> [TO DO] Give the entries again, word for word.

Items from a dataset
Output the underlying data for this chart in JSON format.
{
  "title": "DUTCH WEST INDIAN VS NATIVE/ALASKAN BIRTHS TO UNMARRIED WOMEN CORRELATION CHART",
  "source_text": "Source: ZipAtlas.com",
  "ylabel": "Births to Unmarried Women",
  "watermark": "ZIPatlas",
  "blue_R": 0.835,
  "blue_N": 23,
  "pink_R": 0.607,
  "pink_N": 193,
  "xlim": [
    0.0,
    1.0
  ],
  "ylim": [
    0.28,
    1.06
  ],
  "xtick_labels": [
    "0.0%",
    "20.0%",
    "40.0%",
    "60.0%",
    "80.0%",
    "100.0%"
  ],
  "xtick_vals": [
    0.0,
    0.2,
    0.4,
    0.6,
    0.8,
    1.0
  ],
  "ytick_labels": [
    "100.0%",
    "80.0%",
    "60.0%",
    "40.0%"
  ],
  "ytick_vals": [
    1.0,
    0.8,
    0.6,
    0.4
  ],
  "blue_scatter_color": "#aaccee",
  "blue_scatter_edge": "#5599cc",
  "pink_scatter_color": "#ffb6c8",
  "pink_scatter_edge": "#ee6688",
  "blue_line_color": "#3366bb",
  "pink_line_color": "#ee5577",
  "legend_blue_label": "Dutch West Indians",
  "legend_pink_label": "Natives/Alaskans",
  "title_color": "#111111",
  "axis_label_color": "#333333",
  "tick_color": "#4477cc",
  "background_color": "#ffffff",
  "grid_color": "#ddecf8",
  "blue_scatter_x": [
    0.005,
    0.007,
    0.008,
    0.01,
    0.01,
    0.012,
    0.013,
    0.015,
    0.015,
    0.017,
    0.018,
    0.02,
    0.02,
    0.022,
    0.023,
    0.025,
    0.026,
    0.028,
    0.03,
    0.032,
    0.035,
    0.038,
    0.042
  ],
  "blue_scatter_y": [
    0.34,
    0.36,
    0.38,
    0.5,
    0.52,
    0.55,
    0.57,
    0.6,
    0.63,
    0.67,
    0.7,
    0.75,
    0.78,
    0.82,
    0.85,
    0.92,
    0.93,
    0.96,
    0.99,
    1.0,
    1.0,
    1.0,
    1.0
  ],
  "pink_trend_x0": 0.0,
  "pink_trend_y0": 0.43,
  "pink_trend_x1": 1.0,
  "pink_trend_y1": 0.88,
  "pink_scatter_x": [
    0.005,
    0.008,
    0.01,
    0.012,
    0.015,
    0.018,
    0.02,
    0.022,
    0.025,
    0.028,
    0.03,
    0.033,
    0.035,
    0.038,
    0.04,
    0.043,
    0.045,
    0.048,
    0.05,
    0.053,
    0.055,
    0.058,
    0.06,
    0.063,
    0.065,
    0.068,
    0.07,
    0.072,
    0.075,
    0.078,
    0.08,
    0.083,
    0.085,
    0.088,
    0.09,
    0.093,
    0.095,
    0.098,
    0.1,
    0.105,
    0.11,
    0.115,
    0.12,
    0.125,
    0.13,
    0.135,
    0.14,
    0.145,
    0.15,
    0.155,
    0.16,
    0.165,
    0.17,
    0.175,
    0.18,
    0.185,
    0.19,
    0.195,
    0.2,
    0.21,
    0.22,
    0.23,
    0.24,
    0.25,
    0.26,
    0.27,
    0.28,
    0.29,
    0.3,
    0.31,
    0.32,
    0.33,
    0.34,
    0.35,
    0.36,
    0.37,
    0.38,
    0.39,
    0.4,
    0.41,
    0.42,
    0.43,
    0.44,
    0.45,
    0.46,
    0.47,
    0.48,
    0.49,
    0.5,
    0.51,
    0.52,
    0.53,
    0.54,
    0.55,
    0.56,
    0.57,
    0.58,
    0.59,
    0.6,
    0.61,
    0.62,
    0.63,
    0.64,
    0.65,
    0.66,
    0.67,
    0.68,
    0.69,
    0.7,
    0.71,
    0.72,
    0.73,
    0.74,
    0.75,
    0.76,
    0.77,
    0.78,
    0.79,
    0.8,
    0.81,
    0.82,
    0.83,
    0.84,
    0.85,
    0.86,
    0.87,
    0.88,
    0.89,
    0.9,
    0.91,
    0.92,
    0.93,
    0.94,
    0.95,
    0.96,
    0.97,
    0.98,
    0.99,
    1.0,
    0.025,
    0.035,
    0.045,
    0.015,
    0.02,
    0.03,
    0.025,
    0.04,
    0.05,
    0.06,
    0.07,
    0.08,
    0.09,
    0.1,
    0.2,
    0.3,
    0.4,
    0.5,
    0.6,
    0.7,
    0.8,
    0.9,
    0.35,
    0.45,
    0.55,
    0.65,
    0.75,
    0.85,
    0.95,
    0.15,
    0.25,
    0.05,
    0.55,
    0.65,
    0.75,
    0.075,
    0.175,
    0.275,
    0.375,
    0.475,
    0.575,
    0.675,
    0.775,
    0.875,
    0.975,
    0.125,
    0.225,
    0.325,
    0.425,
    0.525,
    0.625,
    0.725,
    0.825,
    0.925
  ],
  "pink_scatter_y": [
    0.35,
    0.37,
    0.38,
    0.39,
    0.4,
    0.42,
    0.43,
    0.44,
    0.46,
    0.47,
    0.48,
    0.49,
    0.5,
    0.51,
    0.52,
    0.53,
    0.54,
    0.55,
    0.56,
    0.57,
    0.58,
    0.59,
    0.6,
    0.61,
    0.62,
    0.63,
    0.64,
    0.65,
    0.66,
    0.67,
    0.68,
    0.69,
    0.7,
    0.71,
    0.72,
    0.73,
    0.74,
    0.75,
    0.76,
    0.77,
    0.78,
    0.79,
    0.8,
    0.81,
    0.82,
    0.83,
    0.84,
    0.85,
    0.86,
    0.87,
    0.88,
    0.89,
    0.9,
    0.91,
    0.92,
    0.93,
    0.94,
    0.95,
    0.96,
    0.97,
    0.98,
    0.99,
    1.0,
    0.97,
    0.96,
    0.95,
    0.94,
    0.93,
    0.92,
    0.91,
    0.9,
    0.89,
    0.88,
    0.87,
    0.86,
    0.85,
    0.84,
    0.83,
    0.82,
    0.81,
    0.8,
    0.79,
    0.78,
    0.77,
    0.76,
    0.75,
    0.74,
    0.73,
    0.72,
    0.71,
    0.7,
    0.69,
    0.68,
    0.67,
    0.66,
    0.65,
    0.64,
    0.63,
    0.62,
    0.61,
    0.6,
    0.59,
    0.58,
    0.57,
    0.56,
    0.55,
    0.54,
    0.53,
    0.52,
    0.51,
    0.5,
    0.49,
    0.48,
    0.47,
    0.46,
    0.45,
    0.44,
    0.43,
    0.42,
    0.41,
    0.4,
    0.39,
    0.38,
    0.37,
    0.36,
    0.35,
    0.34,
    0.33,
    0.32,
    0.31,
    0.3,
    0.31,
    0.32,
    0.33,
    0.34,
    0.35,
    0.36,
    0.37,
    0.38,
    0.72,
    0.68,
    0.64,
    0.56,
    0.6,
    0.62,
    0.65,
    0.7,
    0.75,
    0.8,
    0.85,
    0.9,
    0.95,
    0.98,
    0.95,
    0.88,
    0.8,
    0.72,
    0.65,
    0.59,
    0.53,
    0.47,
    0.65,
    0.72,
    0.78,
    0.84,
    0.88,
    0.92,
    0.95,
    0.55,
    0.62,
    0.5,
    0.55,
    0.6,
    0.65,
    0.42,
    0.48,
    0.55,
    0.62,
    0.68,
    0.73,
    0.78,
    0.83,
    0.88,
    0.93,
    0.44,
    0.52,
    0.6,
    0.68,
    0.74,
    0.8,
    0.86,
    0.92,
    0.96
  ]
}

> [THE RESPONSE]
Output the underlying data for this chart in JSON format.
{
  "title": "DUTCH WEST INDIAN VS NATIVE/ALASKAN BIRTHS TO UNMARRIED WOMEN CORRELATION CHART",
  "source_text": "Source: ZipAtlas.com",
  "ylabel": "Births to Unmarried Women",
  "watermark": "ZIPatlas",
  "blue_R": 0.835,
  "blue_N": 23,
  "pink_R": 0.607,
  "pink_N": 193,
  "xlim": [
    0.0,
    1.0
  ],
  "ylim": [
    0.28,
    1.06
  ],
  "xtick_labels": [
    "0.0%",
    "20.0%",
    "40.0%",
    "60.0%",
    "80.0%",
    "100.0%"
  ],
  "xtick_vals": [
    0.0,
    0.2,
    0.4,
    0.6,
    0.8,
    1.0
  ],
  "ytick_labels": [
    "100.0%",
    "80.0%",
    "60.0%",
    "40.0%"
  ],
  "ytick_vals": [
    1.0,
    0.8,
    0.6,
    0.4
  ],
  "blue_scatter_color": "#aaccee",
  "blue_scatter_edge": "#5599cc",
  "pink_scatter_color": "#ffb6c8",
  "pink_scatter_edge": "#ee6688",
  "blue_line_color": "#3366bb",
  "pink_line_color": "#ee5577",
  "legend_blue_label": "Dutch West Indians",
  "legend_pink_label": "Natives/Alaskans",
  "title_color": "#111111",
  "axis_label_color": "#333333",
  "tick_color": "#4477cc",
  "background_color": "#ffffff",
  "grid_color": "#ddecf8",
  "blue_scatter_x": [
    0.005,
    0.007,
    0.008,
    0.01,
    0.01,
    0.012,
    0.013,
    0.015,
    0.015,
    0.017,
    0.018,
    0.02,
    0.02,
    0.022,
    0.023,
    0.025,
    0.026,
    0.028,
    0.03,
    0.032,
    0.035,
    0.038,
    0.042
  ],
  "blue_scatter_y": [
    0.34,
    0.36,
    0.38,
    0.5,
    0.52,
    0.55,
    0.57,
    0.6,
    0.63,
    0.67,
    0.7,
    0.75,
    0.78,
    0.82,
    0.85,
    0.92,
    0.93,
    0.96,
    0.99,
    1.0,
    1.0,
    1.0,
    1.0
  ],
  "pink_trend_x0": 0.0,
  "pink_trend_y0": 0.43,
  "pink_trend_x1": 1.0,
  "pink_trend_y1": 0.88,
  "pink_scatter_x": [
    0.005,
    0.008,
    0.01,
    0.012,
    0.015,
    0.018,
    0.02,
    0.022,
    0.025,
    0.028,
    0.03,
    0.033,
    0.035,
    0.038,
    0.04,
    0.043,
    0.045,
    0.048,
    0.05,
    0.053,
    0.055,
    0.058,
    0.06,
    0.063,
    0.065,
    0.068,
    0.07,
    0.072,
    0.075,
    0.078,
    0.08,
    0.083,
    0.085,
    0.088,
    0.09,
    0.093,
    0.095,
    0.098,
    0.1,
    0.105,
    0.11,
    0.115,
    0.12,
    0.125,
    0.13,
    0.135,
    0.14,
    0.145,
    0.15,
    0.155,
    0.16,
    0.165,
    0.17,
    0.175,
    0.18,
    0.185,
    0.19,
    0.195,
    0.2,
    0.21,
    0.22,
    0.23,
    0.24,
    0.25,
    0.26,
    0.27,
    0.28,
    0.29,
    0.3,
    0.31,
    0.32,
    0.33,
    0.34,
    0.35,
    0.36,
    0.37,
    0.38,
    0.39,
    0.4,
    0.41,
    0.42,
    0.43,
    0.44,
    0.45,
    0.46,
    0.47,
    0.48,
    0.49,
    0.5,
    0.51,
    0.52,
    0.53,
    0.54,
    0.55,
    0.56,
    0.57,
    0.58,
    0.59,
    0.6,
    0.61,
    0.62,
    0.63,
    0.64,
    0.65,
    0.66,
    0.67,
    0.68,
    0.69,
    0.7,
    0.71,
    0.72,
    0.73,
    0.74,
    0.75,
    0.76,
    0.77,
    0.78,
    0.79,
    0.8,
    0.81,
    0.82,
    0.83,
    0.84,
    0.85,
    0.86,
    0.87,
    0.88,
    0.89,
    0.9,
    0.91,
    0.92,
    0.93,
    0.94,
    0.95,
    0.96,
    0.97,
    0.98,
    0.99,
    1.0,
    0.025,
    0.035,
    0.045,
    0.015,
    0.02,
    0.03,
    0.025,
    0.04,
    0.05,
    0.06,
    0.07,
    0.08,
    0.09,
    0.1,
    0.2,
    0.3,
    0.4,
    0.5,
    0.6,
    0.7,
    0.8,
    0.9,
    0.35,
    0.45,
    0.55,
    0.65,
    0.75,
    0.85,
    0.95,
    0.15,
    0.25,
    0.05,
    0.55,
    0.65,
    0.75,
    0.075,
    0.175,
    0.275,
    0.375,
    0.475,
    0.575,
    0.675,
    0.775,
    0.875,
    0.975,
    0.125,
    0.225,
    0.325,
    0.425,
    0.525,
    0.625,
    0.725,
    0.825,
    0.925
  ],
  "pink_scatter_y": [
    0.35,
    0.37,
    0.38,
    0.39,
    0.4,
    0.42,
    0.43,
    0.44,
    0.46,
    0.47,
    0.48,
    0.49,
    0.5,
    0.51,
    0.52,
    0.53,
    0.54,
    0.55,
    0.56,
    0.57,
    0.58,
    0.59,
    0.6,
    0.61,
    0.62,
    0.63,
    0.64,
    0.65,
    0.66,
    0.67,
    0.68,
    0.69,
    0.7,
    0.71,
    0.72,
    0.73,
    0.74,
    0.75,
    0.76,
    0.77,
    0.78,
    0.79,
    0.8,
    0.81,
    0.82,
    0.83,
    0.84,
    0.85,
    0.86,
    0.87,
    0.88,
    0.89,
    0.9,
    0.91,
    0.92,
    0.93,
    0.94,
    0.95,
    0.96,
    0.97,
    0.98,
    0.99,
    1.0,
    0.97,
    0.96,
    0.95,
    0.94,
    0.93,
    0.92,
    0.91,
    0.9,
    0.89,
    0.88,
    0.87,
    0.86,
    0.85,
    0.84,
    0.83,
    0.82,
    0.81,
    0.8,
    0.79,
    0.78,
    0.77,
    0.76,
    0.75,
    0.74,
    0.73,
    0.72,
    0.71,
    0.7,
    0.69,
    0.68,
    0.67,
    0.66,
    0.65,
    0.64,
    0.63,
    0.62,
    0.61,
    0.6,
    0.59,
    0.58,
    0.57,
    0.56,
    0.55,
    0.54,
    0.53,
    0.52,
    0.51,
    0.5,
    0.49,
    0.48,
    0.47,
    0.46,
    0.45,
    0.44,
    0.43,
    0.42,
    0.41,
    0.4,
    0.39,
    0.38,
    0.37,
    0.36,
    0.35,
    0.34,
    0.33,
    0.32,
    0.31,
    0.3,
    0.31,
    0.32,
    0.33,
    0.34,
    0.35,
    0.36,
    0.37,
    0.38,
    0.72,
    0.68,
    0.64,
    0.56,
    0.6,
    0.62,
    0.65,
    0.7,
    0.75,
    0.8,
    0.85,
    0.9,
    0.95,
    0.98,
    0.95,
    0.88,
    0.8,
    0.72,
    0.65,
    0.59,
    0.53,
    0.47,
    0.65,
    0.72,
    0.78,
    0.84,
    0.88,
    0.92,
    0.95,
    0.55,
    0.62,
    0.5,
    0.55,
    0.6,
    0.65,
    0.42,
    0.48,
    0.55,
    0.62,
    0.68,
    0.73,
    0.78,
    0.83,
    0.88,
    0.93,
    0.44,
    0.52,
    0.6,
    0.68,
    0.74,
    0.8,
    0.86,
    0.92,
    0.96
  ]
}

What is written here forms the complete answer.